- Written request
Copy each line of the entries beneath that contains the word "NHTSA".

##### Input data

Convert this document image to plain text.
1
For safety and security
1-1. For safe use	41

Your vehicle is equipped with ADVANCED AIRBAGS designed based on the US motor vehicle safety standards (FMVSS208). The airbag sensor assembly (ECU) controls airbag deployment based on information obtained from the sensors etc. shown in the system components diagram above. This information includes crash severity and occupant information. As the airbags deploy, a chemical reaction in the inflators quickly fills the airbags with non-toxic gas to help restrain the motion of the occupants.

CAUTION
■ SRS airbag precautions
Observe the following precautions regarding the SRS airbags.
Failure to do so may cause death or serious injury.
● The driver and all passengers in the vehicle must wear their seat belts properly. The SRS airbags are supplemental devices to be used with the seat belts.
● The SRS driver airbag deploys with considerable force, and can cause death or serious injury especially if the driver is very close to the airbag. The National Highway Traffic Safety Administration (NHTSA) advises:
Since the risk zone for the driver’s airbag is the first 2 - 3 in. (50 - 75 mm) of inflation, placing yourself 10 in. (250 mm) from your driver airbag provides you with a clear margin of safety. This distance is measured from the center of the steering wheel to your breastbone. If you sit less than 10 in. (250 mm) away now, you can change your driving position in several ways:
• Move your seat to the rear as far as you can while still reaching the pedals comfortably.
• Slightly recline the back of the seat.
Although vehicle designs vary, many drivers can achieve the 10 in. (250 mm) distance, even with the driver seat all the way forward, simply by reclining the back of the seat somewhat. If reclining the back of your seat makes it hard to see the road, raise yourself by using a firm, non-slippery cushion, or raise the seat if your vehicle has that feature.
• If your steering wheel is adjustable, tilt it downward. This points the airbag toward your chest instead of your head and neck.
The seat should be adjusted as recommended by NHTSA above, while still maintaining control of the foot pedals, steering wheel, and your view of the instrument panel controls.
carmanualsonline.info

##########

- Result
● The SRS driver airbag deploys with considerable force, and can cause death or serious injury especially if the driver is very close to the airbag. The National Highway Traffic Safety Administration (NHTSA) advises:
The seat should be adjusted as recommended by NHTSA above, while still maintaining control of the foot pedals, steering wheel, and your view of the instrument panel controls.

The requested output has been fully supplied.